### [STATED EXERCISE]
Identify and copy all lines of the material where the string "text" is found.

———

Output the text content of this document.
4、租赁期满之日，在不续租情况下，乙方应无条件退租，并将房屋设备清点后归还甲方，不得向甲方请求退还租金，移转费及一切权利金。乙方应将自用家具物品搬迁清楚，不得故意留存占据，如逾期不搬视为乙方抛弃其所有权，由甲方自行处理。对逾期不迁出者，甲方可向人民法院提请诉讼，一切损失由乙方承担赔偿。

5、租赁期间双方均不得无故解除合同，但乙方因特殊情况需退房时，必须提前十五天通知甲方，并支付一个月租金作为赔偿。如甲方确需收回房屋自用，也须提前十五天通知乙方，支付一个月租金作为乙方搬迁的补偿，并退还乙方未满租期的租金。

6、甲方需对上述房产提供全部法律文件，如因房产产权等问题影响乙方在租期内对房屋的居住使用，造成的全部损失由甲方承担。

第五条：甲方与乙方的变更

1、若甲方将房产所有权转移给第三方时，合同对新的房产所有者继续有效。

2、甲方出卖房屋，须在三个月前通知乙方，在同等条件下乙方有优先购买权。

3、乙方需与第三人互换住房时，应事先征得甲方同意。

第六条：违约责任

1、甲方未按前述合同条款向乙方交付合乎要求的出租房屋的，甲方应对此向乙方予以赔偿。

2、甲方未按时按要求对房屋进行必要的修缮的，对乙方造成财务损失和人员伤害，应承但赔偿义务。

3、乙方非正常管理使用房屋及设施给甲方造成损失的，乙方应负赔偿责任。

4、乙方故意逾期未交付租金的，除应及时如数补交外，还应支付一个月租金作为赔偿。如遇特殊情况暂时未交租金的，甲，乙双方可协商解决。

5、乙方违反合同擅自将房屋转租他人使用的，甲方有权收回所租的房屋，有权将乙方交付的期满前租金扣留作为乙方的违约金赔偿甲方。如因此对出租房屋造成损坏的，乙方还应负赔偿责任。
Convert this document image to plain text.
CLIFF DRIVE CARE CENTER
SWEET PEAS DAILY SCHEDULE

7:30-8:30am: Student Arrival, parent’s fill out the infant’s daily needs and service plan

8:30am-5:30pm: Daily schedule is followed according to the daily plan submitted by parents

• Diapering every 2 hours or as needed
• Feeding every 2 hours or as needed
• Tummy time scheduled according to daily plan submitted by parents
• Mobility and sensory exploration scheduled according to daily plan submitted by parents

———

### [CORRECT RESPONSE]
Output the text content of this document.
Convert this document image to plain text.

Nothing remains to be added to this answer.